# [DATA SUPPLIED]
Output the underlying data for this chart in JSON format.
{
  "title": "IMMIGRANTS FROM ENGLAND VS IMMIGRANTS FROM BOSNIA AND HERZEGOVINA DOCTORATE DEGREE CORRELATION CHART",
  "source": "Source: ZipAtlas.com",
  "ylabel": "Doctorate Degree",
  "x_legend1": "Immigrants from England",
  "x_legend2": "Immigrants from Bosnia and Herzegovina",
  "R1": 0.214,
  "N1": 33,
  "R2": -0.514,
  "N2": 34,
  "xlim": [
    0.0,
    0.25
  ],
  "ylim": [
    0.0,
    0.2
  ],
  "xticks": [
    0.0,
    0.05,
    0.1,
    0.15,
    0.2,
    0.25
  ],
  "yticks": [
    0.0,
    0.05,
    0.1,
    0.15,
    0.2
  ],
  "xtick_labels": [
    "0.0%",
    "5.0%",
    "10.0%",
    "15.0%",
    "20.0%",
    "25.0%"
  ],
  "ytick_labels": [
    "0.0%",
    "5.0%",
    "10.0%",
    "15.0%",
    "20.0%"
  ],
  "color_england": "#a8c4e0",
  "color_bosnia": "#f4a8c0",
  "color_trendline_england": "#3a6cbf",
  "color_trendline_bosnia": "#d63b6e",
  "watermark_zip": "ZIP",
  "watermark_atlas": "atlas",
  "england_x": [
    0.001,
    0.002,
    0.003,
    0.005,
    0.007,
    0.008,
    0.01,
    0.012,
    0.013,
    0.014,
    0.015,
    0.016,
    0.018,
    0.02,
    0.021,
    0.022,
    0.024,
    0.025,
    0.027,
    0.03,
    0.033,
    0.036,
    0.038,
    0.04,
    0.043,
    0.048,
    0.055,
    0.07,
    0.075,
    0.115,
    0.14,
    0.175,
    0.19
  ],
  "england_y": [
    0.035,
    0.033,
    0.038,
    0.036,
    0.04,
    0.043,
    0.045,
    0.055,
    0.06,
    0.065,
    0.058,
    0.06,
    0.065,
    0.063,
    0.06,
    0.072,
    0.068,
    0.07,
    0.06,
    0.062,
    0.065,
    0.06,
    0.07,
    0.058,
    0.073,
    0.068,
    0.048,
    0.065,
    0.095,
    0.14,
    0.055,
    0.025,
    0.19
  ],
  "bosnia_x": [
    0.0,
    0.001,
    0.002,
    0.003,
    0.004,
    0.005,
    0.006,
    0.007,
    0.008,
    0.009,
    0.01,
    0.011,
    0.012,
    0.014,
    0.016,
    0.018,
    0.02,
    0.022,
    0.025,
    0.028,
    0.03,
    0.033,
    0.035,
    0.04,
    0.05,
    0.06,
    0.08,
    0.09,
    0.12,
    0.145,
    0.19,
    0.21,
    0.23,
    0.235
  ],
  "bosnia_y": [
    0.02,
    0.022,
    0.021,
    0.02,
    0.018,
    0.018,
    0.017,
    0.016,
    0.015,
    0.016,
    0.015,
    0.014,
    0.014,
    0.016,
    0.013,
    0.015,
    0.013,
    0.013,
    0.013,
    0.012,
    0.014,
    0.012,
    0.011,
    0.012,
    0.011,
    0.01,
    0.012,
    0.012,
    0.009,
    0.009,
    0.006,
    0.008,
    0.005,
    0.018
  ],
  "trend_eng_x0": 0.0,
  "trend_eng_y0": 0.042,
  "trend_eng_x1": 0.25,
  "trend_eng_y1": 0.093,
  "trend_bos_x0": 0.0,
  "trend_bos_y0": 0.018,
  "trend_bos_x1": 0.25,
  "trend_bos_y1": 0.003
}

# [WHAT YOU HAVE TO DO]
Above are the records; retype them all without a single difference.

# [FINAL ANSWER]
Output the underlying data for this chart in JSON format.
{
  "title": "IMMIGRANTS FROM ENGLAND VS IMMIGRANTS FROM BOSNIA AND HERZEGOVINA DOCTORATE DEGREE CORRELATION CHART",
  "source": "Source: ZipAtlas.com",
  "ylabel": "Doctorate Degree",
  "x_legend1": "Immigrants from England",
  "x_legend2": "Immigrants from Bosnia and Herzegovina",
  "R1": 0.214,
  "N1": 33,
  "R2": -0.514,
  "N2": 34,
  "xlim": [
    0.0,
    0.25
  ],
  "ylim": [
    0.0,
    0.2
  ],
  "xticks": [
    0.0,
    0.05,
    0.1,
    0.15,
    0.2,
    0.25
  ],
  "yticks": [
    0.0,
    0.05,
    0.1,
    0.15,
    0.2
  ],
  "xtick_labels": [
    "0.0%",
    "5.0%",
    "10.0%",
    "15.0%",
    "20.0%",
    "25.0%"
  ],
  "ytick_labels": [
    "0.0%",
    "5.0%",
    "10.0%",
    "15.0%",
    "20.0%"
  ],
  "color_england": "#a8c4e0",
  "color_bosnia": "#f4a8c0",
  "color_trendline_england": "#3a6cbf",
  "color_trendline_bosnia": "#d63b6e",
  "watermark_zip": "ZIP",
  "watermark_atlas": "atlas",
  "england_x": [
    0.001,
    0.002,
    0.003,
    0.005,
    0.007,
    0.008,
    0.01,
    0.012,
    0.013,
    0.014,
    0.015,
    0.016,
    0.018,
    0.02,
    0.021,
    0.022,
    0.024,
    0.025,
    0.027,
    0.03,
    0.033,
    0.036,
    0.038,
    0.04,
    0.043,
    0.048,
    0.055,
    0.07,
    0.075,
    0.115,
    0.14,
    0.175,
    0.19
  ],
  "england_y": [
    0.035,
    0.033,
    0.038,
    0.036,
    0.04,
    0.043,
    0.045,
    0.055,
    0.06,
    0.065,
    0.058,
    0.06,
    0.065,
    0.063,
    0.06,
    0.072,
    0.068,
    0.07,
    0.06,
    0.062,
    0.065,
    0.06,
    0.07,
    0.058,
    0.073,
    0.068,
    0.048,
    0.065,
    0.095,
    0.14,
    0.055,
    0.025,
    0.19
  ],
  "bosnia_x": [
    0.0,
    0.001,
    0.002,
    0.003,
    0.004,
    0.005,
    0.006,
    0.007,
    0.008,
    0.009,
    0.01,
    0.011,
    0.012,
    0.014,
    0.016,
    0.018,
    0.02,
    0.022,
    0.025,
    0.028,
    0.03,
    0.033,
    0.035,
    0.04,
    0.05,
    0.06,
    0.08,
    0.09,
    0.12,
    0.145,
    0.19,
    0.21,
    0.23,
    0.235
  ],
  "bosnia_y": [
    0.02,
    0.022,
    0.021,
    0.02,
    0.018,
    0.018,
    0.017,
    0.016,
    0.015,
    0.016,
    0.015,
    0.014,
    0.014,
    0.016,
    0.013,
    0.015,
    0.013,
    0.013,
    0.013,
    0.012,
    0.014,
    0.012,
    0.011,
    0.012,
    0.011,
    0.01,
    0.012,
    0.012,
    0.009,
    0.009,
    0.006,
    0.008,
    0.005,
    0.018
  ],
  "trend_eng_x0": 0.0,
  "trend_eng_y0": 0.042,
  "trend_eng_x1": 0.25,
  "trend_eng_y1": 0.093,
  "trend_bos_x0": 0.0,
  "trend_bos_y0": 0.018,
  "trend_bos_x1": 0.25,
  "trend_bos_y1": 0.003
}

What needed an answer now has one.